=== DATA FOR THE TASK ===
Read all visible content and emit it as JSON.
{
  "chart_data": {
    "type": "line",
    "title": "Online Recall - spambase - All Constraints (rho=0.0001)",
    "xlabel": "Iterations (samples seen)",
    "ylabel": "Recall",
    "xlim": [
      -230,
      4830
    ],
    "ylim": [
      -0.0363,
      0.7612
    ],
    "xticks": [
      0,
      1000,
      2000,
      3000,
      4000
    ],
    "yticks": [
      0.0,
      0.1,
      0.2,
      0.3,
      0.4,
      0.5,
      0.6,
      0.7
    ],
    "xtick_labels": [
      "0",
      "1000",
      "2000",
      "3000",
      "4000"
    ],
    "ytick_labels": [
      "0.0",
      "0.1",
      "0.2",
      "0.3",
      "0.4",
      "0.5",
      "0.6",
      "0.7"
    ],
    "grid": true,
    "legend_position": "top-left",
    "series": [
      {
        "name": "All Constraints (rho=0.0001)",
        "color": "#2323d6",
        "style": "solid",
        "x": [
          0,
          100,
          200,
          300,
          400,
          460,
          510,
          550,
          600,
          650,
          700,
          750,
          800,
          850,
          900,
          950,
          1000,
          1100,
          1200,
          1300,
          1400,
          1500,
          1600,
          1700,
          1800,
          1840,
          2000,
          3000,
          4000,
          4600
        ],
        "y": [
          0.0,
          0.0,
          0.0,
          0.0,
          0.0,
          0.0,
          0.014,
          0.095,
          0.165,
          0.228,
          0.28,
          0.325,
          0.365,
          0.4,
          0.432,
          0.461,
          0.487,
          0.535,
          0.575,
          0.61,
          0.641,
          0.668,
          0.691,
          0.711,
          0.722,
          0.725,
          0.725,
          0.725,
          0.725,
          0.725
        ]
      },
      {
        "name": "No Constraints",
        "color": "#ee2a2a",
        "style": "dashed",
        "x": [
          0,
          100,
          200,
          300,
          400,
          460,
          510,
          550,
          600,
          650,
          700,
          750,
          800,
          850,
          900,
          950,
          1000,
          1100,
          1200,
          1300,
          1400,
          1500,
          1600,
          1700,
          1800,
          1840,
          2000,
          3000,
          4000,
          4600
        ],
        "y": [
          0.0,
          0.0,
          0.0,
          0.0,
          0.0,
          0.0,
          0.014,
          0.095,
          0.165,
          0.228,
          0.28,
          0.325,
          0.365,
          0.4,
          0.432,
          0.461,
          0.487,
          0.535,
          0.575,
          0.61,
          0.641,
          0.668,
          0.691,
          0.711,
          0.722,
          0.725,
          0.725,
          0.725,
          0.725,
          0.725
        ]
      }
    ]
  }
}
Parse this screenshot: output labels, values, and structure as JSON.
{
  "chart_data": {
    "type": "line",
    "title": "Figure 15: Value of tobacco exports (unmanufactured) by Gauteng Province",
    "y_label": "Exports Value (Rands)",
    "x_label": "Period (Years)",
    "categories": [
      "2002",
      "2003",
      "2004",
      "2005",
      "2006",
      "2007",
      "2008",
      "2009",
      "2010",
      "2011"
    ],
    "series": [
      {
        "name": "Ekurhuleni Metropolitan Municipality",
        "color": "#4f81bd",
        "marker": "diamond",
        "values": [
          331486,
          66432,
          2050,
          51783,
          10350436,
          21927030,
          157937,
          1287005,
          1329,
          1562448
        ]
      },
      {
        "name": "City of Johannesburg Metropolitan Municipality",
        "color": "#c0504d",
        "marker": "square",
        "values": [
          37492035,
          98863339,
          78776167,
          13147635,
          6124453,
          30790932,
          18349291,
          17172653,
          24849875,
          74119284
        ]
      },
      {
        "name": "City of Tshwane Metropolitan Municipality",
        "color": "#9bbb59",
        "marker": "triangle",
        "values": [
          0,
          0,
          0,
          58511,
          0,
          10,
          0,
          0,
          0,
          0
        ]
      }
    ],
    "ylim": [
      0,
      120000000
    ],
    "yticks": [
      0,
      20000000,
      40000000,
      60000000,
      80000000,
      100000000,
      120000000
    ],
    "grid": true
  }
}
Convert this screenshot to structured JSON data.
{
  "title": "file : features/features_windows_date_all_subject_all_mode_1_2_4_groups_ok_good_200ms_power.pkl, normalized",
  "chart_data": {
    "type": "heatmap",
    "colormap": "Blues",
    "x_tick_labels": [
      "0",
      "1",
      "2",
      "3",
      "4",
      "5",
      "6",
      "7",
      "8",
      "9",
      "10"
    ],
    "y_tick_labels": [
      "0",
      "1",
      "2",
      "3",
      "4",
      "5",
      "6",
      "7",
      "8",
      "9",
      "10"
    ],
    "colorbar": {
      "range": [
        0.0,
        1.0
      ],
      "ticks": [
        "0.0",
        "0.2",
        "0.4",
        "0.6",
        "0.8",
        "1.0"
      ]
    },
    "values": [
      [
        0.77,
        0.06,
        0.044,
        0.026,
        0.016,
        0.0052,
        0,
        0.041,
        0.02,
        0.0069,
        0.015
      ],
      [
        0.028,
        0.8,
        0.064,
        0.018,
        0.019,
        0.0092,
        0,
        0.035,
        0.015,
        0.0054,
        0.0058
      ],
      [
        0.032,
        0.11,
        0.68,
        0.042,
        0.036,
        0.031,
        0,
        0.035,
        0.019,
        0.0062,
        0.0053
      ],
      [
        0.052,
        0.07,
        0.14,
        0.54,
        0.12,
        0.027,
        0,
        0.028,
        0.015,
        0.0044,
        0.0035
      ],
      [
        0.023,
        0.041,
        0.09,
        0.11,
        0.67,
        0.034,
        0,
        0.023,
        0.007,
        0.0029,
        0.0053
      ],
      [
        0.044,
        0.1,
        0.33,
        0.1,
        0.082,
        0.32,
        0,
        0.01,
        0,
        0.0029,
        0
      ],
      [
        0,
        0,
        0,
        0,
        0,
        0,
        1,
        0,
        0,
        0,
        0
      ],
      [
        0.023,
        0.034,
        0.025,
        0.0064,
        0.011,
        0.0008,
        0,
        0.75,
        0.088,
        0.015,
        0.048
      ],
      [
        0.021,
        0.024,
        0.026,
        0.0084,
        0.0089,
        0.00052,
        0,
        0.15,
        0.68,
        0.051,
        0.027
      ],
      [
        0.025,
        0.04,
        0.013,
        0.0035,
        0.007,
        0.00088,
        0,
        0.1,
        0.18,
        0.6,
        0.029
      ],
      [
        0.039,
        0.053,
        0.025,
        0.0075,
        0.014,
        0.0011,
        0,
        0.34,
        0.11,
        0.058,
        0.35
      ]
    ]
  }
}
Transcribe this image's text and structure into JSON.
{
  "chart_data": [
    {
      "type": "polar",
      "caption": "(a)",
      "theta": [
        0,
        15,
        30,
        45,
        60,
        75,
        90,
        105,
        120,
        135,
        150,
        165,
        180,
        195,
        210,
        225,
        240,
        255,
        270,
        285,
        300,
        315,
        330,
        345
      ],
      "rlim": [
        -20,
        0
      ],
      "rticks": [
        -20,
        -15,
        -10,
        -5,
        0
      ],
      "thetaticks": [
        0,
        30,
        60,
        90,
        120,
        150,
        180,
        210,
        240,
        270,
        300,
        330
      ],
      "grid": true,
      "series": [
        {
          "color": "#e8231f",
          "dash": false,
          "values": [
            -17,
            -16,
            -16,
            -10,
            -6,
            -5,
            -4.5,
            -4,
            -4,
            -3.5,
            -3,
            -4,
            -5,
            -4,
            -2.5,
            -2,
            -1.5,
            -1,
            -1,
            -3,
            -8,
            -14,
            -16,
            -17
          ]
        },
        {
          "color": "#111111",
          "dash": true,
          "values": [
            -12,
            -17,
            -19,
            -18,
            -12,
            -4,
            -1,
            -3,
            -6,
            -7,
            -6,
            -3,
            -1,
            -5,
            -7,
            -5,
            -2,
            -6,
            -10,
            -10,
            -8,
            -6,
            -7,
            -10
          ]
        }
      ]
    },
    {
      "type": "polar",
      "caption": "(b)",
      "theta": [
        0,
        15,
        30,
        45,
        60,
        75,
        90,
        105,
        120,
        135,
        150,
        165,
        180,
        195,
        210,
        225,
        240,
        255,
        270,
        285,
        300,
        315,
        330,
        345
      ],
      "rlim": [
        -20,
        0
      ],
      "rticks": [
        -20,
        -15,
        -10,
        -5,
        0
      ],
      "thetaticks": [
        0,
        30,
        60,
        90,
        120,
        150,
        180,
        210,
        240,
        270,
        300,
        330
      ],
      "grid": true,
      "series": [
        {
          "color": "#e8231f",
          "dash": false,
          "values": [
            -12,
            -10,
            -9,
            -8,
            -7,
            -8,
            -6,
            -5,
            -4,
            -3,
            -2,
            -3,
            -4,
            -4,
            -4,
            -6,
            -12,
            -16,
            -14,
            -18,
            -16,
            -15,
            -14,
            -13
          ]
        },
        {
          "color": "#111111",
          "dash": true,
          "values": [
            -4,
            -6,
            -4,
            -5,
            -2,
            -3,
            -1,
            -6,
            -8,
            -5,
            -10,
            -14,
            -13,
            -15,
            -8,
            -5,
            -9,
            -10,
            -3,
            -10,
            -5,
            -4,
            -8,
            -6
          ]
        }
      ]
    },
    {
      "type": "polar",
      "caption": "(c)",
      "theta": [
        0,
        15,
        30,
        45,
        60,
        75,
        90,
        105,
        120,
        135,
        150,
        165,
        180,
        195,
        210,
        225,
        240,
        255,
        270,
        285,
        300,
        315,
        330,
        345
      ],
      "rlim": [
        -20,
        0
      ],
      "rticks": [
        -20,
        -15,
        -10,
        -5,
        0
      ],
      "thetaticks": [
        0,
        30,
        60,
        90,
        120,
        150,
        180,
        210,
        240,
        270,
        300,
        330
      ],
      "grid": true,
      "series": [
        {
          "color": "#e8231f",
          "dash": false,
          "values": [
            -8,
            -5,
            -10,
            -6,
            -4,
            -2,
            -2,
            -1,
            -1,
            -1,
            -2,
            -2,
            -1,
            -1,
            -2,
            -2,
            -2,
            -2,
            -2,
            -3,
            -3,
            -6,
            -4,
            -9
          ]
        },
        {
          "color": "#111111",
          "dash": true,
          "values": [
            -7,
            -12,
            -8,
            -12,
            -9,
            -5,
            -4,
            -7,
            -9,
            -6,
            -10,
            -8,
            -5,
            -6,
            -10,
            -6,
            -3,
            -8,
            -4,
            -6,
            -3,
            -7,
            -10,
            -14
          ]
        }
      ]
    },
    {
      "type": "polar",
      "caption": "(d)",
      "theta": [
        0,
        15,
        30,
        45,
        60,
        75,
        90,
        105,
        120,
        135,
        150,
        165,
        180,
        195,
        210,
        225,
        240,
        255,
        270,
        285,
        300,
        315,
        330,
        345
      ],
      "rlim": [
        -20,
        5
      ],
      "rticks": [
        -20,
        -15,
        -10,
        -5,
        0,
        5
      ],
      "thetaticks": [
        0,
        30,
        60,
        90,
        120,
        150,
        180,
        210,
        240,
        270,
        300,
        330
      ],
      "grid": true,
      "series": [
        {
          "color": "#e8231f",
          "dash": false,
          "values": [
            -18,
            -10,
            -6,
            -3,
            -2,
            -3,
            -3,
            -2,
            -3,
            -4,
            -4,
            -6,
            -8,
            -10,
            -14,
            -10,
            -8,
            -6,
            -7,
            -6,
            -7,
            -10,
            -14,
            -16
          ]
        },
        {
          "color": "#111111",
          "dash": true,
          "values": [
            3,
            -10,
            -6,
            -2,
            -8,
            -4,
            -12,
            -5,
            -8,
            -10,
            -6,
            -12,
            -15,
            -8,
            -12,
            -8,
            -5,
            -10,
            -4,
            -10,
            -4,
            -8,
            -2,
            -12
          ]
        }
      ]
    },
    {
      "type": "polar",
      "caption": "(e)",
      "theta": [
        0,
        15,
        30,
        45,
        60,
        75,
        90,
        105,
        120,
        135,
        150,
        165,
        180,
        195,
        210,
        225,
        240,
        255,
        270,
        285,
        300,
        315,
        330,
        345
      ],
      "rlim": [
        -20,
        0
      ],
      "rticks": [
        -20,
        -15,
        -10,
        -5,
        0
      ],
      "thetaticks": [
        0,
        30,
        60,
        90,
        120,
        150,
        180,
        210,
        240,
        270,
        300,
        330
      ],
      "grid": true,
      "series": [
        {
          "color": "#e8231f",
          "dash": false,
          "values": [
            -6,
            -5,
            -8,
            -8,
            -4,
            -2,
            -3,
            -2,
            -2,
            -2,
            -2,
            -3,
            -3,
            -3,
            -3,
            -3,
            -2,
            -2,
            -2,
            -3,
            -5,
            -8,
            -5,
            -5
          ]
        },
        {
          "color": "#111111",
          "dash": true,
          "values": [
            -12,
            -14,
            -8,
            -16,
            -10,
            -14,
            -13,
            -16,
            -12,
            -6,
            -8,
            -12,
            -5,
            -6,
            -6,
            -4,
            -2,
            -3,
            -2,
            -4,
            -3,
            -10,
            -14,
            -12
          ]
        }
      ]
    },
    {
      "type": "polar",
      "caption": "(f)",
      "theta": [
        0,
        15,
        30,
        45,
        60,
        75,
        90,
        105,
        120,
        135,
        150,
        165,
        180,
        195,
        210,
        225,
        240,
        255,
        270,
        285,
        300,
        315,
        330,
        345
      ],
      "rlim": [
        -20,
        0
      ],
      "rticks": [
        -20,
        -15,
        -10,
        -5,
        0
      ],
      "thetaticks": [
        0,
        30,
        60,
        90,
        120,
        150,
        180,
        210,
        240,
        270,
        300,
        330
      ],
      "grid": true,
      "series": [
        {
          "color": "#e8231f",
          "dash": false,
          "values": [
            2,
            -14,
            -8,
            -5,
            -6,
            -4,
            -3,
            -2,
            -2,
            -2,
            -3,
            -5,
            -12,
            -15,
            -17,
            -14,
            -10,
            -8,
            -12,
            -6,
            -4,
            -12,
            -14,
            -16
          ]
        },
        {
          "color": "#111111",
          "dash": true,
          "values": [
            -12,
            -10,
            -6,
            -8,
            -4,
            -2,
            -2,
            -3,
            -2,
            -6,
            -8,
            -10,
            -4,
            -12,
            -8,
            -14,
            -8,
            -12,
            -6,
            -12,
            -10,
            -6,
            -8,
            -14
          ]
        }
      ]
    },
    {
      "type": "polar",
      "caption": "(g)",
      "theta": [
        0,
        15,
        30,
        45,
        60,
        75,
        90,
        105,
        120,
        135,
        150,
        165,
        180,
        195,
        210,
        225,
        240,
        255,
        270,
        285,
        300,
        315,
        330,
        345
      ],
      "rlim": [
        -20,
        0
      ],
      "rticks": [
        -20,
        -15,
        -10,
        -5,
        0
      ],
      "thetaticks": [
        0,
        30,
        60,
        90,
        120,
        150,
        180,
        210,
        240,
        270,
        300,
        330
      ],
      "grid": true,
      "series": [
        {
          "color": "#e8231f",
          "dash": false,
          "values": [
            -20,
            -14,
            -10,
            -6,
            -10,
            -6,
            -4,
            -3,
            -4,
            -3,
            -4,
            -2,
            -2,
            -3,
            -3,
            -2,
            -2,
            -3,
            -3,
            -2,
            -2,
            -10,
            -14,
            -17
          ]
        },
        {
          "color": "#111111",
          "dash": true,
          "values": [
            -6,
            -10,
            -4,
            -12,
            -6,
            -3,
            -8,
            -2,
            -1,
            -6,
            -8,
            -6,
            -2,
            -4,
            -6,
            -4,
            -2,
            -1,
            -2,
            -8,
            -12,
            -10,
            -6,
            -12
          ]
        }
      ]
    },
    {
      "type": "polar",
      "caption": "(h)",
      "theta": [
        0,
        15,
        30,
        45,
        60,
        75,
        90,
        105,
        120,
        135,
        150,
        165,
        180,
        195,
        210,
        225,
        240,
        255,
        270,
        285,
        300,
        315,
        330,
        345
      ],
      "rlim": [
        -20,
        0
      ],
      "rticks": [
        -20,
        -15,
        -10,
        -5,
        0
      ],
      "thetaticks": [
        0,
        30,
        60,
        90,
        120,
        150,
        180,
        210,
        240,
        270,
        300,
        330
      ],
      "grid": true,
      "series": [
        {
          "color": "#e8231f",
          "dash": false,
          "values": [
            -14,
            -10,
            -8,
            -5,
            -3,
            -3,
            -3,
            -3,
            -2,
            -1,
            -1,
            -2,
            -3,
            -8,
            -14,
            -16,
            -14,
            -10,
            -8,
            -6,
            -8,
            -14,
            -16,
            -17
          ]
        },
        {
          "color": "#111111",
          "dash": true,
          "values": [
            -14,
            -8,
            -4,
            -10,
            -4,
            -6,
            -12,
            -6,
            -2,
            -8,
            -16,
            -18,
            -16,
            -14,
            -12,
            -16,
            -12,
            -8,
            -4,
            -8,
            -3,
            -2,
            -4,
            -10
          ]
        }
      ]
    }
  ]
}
===
WRITTEN INSTRUCTION:
Show the lines of the records that include the string "Constraints".

COMPLETE OUTPUT:
    "title": "Online Recall - spambase - All Constraints (rho=0.0001)",
        "name": "All Constraints (rho=0.0001)",
        "name": "No Constraints",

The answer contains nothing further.